WORK INSTRUCTIONS:
Scan the records below. List lines holding "ylabel".
══ PROVIDED RECORDS ══
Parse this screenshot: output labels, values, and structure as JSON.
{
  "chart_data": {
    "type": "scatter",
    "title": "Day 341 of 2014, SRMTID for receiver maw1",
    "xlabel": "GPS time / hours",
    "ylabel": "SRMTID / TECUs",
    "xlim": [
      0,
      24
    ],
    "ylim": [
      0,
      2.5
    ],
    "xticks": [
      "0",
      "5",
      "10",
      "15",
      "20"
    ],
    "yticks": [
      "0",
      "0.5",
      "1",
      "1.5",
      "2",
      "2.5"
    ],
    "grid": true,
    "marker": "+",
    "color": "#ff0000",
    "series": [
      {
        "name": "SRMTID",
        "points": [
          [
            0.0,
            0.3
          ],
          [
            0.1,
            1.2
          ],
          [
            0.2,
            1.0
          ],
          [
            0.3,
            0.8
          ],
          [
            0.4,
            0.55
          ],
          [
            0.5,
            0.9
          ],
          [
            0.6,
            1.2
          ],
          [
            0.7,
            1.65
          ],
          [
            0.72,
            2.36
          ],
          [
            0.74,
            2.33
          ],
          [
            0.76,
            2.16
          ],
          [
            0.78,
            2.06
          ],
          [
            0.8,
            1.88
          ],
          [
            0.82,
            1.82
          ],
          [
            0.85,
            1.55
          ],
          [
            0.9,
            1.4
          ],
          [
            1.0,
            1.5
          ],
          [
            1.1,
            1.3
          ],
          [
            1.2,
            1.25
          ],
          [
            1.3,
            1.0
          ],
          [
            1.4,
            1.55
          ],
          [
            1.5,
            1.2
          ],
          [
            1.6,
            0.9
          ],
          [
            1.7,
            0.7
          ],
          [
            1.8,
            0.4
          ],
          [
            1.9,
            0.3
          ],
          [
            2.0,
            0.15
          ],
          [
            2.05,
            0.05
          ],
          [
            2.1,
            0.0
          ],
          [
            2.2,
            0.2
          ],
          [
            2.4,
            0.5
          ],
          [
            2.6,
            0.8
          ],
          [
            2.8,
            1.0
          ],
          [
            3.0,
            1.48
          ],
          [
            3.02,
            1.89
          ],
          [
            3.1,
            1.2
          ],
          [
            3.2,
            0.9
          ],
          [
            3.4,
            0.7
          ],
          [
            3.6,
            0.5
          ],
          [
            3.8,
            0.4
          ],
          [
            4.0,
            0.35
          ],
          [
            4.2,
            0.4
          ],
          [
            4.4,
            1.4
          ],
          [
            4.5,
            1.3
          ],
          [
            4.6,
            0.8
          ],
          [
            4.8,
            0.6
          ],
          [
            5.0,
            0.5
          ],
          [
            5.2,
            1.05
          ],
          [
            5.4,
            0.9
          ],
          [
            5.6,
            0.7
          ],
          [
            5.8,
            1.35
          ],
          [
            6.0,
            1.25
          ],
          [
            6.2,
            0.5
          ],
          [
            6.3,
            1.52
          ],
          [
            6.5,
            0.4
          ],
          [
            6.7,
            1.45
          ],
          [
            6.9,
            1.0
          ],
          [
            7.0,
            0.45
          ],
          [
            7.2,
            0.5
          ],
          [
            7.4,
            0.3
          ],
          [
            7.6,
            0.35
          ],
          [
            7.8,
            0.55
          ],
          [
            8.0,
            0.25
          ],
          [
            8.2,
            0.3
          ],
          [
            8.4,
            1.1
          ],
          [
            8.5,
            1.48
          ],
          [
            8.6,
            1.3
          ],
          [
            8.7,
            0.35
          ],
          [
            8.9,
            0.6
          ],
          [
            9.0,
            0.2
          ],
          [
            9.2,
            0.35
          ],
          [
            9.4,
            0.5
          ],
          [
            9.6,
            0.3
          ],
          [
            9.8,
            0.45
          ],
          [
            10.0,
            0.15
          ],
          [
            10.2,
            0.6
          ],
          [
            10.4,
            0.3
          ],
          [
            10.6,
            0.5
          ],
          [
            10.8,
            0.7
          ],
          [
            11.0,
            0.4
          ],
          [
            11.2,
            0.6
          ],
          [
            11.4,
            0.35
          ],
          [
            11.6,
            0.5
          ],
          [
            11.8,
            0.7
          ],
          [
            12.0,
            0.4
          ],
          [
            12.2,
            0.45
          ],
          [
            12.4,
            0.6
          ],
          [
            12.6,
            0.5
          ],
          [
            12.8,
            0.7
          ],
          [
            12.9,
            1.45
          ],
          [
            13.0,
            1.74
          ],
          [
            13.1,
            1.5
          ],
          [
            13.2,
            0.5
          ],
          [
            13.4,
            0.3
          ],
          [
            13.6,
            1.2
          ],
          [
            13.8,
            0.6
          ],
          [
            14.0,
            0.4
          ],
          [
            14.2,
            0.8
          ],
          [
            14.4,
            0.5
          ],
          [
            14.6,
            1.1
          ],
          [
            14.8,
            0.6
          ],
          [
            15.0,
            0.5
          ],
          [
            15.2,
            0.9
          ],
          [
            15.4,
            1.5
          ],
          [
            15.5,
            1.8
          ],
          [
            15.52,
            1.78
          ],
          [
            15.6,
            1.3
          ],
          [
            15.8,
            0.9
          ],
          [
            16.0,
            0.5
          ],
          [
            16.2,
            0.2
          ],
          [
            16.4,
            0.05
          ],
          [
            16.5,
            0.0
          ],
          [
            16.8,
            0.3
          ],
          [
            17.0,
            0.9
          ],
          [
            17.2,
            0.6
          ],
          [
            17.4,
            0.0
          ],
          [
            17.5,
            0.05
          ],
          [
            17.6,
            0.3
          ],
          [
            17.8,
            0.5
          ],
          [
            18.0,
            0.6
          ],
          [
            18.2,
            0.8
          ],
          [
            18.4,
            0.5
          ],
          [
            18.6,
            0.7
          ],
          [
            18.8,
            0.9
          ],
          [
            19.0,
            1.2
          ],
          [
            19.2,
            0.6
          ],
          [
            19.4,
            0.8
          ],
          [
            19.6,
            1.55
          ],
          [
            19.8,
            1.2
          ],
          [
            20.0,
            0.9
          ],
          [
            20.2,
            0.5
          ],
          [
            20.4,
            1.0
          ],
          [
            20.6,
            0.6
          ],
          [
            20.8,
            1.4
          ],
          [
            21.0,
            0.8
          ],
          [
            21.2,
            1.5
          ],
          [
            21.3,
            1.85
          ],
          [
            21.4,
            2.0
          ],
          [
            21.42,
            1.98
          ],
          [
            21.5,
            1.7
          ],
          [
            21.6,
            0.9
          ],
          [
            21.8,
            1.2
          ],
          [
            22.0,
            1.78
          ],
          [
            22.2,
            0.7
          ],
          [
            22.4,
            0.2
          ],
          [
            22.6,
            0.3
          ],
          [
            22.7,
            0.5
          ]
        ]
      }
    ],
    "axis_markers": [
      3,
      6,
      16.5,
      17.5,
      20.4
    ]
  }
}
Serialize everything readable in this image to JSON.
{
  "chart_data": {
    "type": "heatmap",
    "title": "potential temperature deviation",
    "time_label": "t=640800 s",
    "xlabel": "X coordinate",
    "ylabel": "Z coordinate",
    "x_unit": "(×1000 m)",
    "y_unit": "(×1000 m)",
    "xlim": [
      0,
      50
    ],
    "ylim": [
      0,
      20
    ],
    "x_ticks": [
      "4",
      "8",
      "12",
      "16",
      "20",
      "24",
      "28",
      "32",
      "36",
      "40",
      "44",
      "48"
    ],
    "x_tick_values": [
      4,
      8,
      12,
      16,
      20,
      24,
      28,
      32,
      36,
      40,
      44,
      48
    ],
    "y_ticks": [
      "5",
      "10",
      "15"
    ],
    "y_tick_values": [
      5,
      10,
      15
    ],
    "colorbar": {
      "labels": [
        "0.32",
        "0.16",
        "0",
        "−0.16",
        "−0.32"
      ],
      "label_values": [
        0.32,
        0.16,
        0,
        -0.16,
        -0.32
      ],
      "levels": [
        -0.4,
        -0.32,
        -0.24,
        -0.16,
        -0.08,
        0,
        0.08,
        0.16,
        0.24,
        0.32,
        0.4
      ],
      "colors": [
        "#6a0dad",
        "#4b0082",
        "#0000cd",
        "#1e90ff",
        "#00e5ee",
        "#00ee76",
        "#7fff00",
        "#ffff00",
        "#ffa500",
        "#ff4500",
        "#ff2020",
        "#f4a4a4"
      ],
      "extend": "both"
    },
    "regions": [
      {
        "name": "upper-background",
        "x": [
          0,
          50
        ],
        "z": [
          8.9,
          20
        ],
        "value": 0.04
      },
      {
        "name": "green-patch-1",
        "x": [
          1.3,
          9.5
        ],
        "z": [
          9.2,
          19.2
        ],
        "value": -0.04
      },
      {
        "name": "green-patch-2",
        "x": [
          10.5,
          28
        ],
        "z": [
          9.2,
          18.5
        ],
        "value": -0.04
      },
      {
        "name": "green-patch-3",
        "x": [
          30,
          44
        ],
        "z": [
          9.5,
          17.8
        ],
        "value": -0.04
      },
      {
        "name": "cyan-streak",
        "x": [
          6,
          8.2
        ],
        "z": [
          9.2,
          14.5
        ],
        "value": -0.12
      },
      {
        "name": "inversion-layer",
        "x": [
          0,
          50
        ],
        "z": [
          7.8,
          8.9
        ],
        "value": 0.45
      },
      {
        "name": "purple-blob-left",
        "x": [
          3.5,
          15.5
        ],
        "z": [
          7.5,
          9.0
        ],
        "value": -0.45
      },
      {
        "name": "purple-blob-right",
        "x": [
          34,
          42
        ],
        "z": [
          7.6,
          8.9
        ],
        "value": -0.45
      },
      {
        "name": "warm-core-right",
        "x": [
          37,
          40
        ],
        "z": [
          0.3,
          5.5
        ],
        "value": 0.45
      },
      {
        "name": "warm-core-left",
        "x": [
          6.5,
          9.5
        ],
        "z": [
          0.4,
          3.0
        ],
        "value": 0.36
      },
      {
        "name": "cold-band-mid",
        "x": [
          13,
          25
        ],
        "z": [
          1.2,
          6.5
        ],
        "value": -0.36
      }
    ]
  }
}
═══
EXERCISE ANSWER:
    "ylabel": "SRMTID / TECUs",
    "ylabel": "Z coordinate",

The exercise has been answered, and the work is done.